- **Given request**:
In the entries, start at the line that has "Extract all elements" and stop after the line that has "legend-swatch bbox=[566, 229, 594, 266]". Rewrite only those lines with "legend-swatch" changed to "legend-chip", leave everything else as it is, and leave the pictures out.

##### Recorded data

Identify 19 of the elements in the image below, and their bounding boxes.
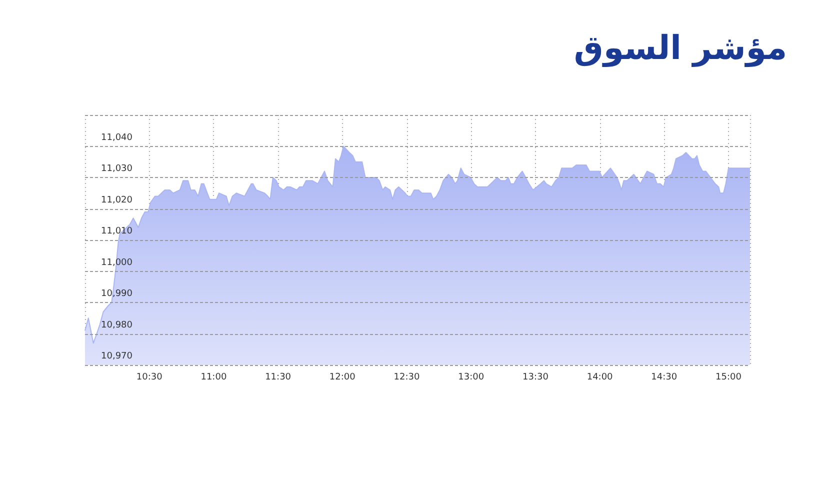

##########
##### Recorded data

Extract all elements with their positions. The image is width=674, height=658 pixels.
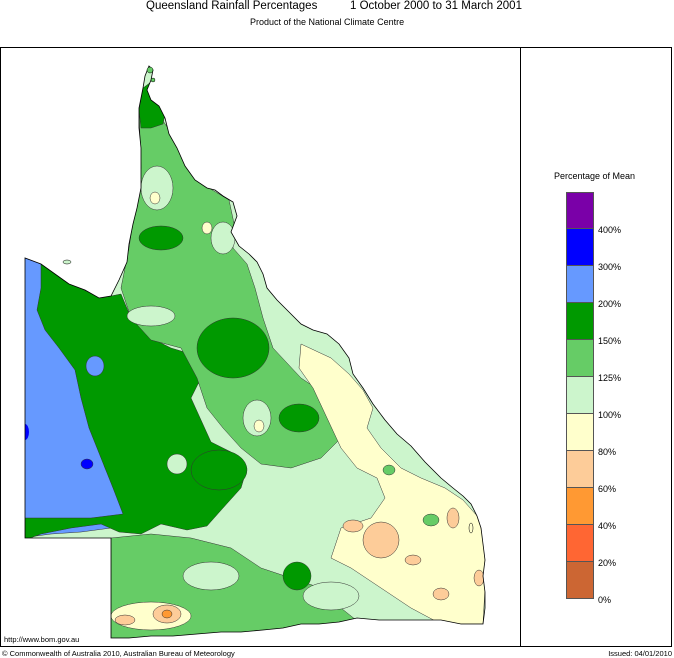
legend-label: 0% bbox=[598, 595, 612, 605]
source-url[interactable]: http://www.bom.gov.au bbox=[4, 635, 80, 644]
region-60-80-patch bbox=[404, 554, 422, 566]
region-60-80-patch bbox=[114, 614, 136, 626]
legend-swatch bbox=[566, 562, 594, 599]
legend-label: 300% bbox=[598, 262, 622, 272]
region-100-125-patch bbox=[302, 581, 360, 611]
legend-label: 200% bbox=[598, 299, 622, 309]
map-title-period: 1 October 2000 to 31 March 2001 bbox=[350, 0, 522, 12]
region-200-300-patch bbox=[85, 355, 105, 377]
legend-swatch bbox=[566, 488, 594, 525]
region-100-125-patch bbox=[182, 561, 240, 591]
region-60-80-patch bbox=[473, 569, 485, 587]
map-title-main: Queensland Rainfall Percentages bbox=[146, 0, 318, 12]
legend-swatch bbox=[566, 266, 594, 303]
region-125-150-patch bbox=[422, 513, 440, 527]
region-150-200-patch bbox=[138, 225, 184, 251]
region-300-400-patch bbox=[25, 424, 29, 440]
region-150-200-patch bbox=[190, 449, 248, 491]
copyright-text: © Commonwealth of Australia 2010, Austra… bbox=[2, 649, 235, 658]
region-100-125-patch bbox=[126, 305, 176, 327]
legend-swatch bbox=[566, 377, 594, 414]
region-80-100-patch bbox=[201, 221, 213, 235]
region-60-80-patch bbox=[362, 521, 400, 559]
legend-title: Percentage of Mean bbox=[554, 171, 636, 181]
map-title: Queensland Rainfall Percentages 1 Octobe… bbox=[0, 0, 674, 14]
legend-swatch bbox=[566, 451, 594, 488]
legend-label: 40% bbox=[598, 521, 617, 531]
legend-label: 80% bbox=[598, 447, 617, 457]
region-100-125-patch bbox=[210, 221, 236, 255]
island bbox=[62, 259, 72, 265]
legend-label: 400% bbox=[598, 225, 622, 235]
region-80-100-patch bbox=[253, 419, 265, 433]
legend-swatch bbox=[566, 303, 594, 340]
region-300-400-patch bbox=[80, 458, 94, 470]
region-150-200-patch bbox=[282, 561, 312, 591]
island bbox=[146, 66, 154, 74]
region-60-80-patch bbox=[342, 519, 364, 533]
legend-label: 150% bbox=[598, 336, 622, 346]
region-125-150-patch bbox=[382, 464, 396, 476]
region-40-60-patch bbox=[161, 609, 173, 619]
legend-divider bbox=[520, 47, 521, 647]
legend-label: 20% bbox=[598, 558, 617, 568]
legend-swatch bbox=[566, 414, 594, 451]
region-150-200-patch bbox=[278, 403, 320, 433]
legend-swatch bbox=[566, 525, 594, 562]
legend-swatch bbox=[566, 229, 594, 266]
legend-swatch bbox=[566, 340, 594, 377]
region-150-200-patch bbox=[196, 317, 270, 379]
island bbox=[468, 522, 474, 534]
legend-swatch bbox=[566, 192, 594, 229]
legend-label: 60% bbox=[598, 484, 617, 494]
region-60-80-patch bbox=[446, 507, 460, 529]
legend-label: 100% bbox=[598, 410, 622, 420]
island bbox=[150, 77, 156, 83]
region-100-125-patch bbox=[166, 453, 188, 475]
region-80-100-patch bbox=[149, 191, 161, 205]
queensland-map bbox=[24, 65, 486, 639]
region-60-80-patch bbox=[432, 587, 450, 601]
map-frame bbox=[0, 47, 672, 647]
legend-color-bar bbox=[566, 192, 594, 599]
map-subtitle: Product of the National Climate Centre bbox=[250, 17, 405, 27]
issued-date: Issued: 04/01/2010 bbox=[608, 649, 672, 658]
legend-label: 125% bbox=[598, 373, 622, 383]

##########

- **Answer to this exercise**:
Extract all elements with their positions. The image is width=674, height=658 pixels.
legend-label: 0% bbox=[598, 595, 612, 605]
source-url[interactable]: http://www.bom.gov.au bbox=[4, 635, 80, 644]
region-60-80-patch bbox=[404, 554, 422, 566]
region-60-80-patch bbox=[114, 614, 136, 626]
legend-chip bbox=[566, 562, 594, 599]
legend-label: 300% bbox=[598, 262, 622, 272]
region-100-125-patch bbox=[302, 581, 360, 611]
legend-label: 200% bbox=[598, 299, 622, 309]
map-title-period: 1 October 2000 to 31 March 2001 bbox=[350, 0, 522, 12]
region-200-300-patch bbox=[85, 355, 105, 377]
legend-chip bbox=[566, 488, 594, 525]
region-100-125-patch bbox=[182, 561, 240, 591]
region-60-80-patch bbox=[473, 569, 485, 587]
map-title-main: Queensland Rainfall Percentages bbox=[146, 0, 318, 12]
legend-chip bbox=[566, 266, 594, 303]
region-125-150-patch bbox=[422, 513, 440, 527]
region-150-200-patch bbox=[138, 225, 184, 251]
region-300-400-patch bbox=[25, 424, 29, 440]
region-150-200-patch bbox=[190, 449, 248, 491]
copyright-text: © Commonwealth of Australia 2010, Austra… bbox=[2, 649, 235, 658]
region-100-125-patch bbox=[126, 305, 176, 327]
legend-chip bbox=[566, 377, 594, 414]
region-80-100-patch bbox=[201, 221, 213, 235]
region-60-80-patch bbox=[362, 521, 400, 559]
legend-title: Percentage of Mean bbox=[554, 171, 636, 181]
map-title: Queensland Rainfall Percentages 1 Octobe… bbox=[0, 0, 674, 14]
legend-chip bbox=[566, 451, 594, 488]
legend-label: 40% bbox=[598, 521, 617, 531]
legend-label: 80% bbox=[598, 447, 617, 457]
region-100-125-patch bbox=[210, 221, 236, 255]
island bbox=[62, 259, 72, 265]
legend-label: 400% bbox=[598, 225, 622, 235]
region-80-100-patch bbox=[253, 419, 265, 433]
legend-chip bbox=[566, 303, 594, 340]
region-300-400-patch bbox=[80, 458, 94, 470]
region-150-200-patch bbox=[282, 561, 312, 591]
island bbox=[146, 66, 154, 74]
region-60-80-patch bbox=[342, 519, 364, 533]
legend-label: 150% bbox=[598, 336, 622, 346]
region-125-150-patch bbox=[382, 464, 396, 476]
region-40-60-patch bbox=[161, 609, 173, 619]
legend-divider bbox=[520, 47, 521, 647]
legend-label: 20% bbox=[598, 558, 617, 568]
legend-chip bbox=[566, 414, 594, 451]
region-150-200-patch bbox=[278, 403, 320, 433]
legend-chip bbox=[566, 525, 594, 562]
legend-chip bbox=[566, 229, 594, 266]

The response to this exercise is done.